Collection entries:
◇ ◇ ◇ ◇ ◇
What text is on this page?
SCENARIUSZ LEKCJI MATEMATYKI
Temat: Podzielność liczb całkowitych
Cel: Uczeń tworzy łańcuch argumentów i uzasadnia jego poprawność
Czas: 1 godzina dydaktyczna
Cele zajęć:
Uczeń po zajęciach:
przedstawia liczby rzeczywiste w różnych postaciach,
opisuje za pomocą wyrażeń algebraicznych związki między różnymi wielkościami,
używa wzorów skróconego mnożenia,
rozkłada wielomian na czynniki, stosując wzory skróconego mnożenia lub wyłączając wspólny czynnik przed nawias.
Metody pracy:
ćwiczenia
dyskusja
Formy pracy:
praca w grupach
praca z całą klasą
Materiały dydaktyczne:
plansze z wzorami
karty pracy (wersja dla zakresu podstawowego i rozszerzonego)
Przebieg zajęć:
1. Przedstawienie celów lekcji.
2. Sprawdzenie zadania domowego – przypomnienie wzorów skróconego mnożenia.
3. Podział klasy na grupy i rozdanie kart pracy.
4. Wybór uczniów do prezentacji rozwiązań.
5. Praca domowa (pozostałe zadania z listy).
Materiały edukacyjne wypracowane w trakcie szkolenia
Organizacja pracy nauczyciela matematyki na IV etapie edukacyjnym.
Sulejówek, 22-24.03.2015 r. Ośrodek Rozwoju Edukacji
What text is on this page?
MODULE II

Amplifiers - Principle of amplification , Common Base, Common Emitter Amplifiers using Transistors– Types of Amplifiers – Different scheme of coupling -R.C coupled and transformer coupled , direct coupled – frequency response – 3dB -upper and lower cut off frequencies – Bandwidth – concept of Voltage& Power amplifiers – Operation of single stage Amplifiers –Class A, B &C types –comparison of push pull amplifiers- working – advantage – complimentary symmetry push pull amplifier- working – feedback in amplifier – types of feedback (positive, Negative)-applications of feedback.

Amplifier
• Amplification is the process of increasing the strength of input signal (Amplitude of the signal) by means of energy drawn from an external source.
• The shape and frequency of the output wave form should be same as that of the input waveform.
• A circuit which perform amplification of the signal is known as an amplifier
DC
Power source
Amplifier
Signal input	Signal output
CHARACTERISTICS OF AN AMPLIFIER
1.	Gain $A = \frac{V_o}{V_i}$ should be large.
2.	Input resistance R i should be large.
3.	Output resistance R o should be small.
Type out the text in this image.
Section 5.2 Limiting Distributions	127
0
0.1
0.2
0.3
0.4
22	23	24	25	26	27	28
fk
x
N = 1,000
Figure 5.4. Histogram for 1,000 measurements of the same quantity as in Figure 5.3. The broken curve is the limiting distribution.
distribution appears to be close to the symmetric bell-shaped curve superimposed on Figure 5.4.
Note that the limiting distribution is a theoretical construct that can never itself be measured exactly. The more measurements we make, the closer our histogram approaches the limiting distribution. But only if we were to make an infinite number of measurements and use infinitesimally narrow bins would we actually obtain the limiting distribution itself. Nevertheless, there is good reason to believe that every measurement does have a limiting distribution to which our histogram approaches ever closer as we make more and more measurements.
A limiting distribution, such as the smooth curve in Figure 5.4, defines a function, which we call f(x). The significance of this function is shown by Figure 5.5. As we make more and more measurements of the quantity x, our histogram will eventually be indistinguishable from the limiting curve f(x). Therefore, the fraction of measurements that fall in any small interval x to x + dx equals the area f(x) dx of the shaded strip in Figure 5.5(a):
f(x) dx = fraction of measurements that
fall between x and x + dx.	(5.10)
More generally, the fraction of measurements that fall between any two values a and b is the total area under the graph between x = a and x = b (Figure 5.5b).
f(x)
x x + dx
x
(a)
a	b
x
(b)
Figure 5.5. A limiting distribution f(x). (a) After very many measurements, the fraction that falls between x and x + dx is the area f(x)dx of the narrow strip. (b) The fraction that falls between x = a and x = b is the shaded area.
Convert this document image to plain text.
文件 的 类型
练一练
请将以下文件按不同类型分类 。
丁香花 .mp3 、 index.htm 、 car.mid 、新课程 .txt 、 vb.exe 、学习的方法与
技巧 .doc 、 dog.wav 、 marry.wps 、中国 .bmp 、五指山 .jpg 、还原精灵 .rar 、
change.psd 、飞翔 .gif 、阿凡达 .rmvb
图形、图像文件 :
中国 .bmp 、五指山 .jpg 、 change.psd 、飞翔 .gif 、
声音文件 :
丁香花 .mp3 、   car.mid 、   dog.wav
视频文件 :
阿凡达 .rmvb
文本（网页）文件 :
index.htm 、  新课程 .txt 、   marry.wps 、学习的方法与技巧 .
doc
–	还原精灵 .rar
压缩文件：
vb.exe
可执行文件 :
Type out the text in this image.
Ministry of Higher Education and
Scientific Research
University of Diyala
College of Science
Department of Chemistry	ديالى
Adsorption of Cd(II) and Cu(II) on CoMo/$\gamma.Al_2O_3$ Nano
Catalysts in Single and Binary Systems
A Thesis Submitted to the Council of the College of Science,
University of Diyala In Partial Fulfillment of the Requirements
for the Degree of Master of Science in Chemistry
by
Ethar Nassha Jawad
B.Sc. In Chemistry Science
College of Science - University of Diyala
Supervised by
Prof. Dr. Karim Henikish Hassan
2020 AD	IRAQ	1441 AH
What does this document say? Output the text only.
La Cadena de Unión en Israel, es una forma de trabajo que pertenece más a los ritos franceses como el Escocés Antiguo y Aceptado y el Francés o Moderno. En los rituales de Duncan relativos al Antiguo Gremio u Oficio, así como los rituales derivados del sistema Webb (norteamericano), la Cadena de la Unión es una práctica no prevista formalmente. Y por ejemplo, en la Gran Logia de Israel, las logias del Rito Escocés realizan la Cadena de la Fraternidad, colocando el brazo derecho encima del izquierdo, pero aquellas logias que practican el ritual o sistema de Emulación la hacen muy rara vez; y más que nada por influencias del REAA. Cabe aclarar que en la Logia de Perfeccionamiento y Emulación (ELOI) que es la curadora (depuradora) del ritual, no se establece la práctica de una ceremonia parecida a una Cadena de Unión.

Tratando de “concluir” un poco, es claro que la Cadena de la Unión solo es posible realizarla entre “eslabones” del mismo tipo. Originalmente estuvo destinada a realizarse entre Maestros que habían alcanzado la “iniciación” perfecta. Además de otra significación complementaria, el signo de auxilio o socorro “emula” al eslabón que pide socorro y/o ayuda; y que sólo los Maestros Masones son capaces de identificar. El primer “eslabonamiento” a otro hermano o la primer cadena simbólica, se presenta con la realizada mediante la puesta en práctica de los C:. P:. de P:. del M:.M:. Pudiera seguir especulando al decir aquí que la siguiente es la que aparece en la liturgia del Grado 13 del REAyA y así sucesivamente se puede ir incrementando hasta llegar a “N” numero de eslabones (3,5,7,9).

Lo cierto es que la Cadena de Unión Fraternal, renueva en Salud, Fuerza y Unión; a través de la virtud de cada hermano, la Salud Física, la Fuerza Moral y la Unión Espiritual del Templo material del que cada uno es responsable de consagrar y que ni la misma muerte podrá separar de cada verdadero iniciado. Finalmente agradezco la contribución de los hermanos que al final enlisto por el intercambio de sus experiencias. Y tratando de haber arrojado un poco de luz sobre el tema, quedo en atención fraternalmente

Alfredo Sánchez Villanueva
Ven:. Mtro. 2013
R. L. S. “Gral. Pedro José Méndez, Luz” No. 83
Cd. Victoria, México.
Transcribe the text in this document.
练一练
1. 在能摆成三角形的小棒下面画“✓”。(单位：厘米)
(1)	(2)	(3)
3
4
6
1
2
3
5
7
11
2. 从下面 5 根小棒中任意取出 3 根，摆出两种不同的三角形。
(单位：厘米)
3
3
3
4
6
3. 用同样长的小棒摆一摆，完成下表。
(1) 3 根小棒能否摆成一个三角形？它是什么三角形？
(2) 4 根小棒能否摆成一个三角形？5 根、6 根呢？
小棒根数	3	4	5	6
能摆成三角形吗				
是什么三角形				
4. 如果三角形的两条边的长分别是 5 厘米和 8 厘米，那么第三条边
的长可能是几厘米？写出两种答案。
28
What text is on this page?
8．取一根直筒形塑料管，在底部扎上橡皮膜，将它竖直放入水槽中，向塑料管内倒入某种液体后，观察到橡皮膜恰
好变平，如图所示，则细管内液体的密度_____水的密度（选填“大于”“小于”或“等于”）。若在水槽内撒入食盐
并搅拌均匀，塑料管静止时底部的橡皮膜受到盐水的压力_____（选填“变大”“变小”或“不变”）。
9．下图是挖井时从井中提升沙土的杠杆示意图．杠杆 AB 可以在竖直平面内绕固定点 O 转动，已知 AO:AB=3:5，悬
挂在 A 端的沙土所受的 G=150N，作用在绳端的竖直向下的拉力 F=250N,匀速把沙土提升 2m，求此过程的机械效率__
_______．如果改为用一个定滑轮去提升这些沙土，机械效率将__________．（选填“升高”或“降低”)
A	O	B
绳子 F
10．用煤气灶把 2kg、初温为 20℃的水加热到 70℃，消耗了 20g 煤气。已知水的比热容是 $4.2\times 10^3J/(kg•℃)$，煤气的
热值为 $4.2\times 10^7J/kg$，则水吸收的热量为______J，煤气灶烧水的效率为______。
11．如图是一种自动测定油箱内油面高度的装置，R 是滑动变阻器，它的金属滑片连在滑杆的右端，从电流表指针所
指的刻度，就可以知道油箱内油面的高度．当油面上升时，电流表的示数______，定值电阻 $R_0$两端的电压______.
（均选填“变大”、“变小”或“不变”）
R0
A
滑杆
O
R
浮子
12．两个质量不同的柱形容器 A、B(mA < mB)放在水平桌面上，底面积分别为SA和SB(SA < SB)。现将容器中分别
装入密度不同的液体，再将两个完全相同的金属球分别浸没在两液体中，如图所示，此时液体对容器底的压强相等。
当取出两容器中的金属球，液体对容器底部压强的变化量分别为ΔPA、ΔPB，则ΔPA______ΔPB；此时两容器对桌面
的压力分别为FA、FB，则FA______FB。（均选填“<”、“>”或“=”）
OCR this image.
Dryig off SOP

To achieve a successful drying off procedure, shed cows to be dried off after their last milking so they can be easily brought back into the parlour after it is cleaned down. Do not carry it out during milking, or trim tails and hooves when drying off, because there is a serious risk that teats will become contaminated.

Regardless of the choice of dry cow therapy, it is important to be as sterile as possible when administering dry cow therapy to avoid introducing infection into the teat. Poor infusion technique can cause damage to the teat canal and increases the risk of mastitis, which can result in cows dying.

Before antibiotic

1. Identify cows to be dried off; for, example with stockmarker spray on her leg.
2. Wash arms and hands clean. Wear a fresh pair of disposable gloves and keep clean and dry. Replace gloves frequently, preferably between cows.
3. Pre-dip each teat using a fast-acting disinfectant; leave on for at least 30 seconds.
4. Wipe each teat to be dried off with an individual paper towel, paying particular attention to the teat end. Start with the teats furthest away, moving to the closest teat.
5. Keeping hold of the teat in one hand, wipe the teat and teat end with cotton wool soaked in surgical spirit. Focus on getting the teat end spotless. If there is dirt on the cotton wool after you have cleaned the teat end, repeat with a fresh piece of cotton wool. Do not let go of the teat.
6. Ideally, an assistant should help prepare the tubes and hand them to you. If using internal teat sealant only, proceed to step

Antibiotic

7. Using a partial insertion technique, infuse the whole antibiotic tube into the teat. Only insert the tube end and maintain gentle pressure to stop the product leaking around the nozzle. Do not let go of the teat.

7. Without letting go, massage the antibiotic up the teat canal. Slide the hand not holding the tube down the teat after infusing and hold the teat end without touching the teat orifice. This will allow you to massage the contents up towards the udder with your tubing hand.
◇ ◇ ◇ ◇ ◇
Please list every line of the records that contains "from".

• Amplification is the process of increasing the strength of input signal (Amplitude of the signal) by means of energy drawn from an external source.
A limiting distribution, such as the smooth curve in Figure 5.4, defines a function, which we call f(x). The significance of this function is shown by Figure 5.5. As we make more and more measurements of the quantity x, our histogram will eventually be indistinguishable from the limiting curve f(x). Therefore, the fraction of measurements that fall in any small interval x to x + dx equals the area f(x) dx of the shaded strip in Figure 5.5(a):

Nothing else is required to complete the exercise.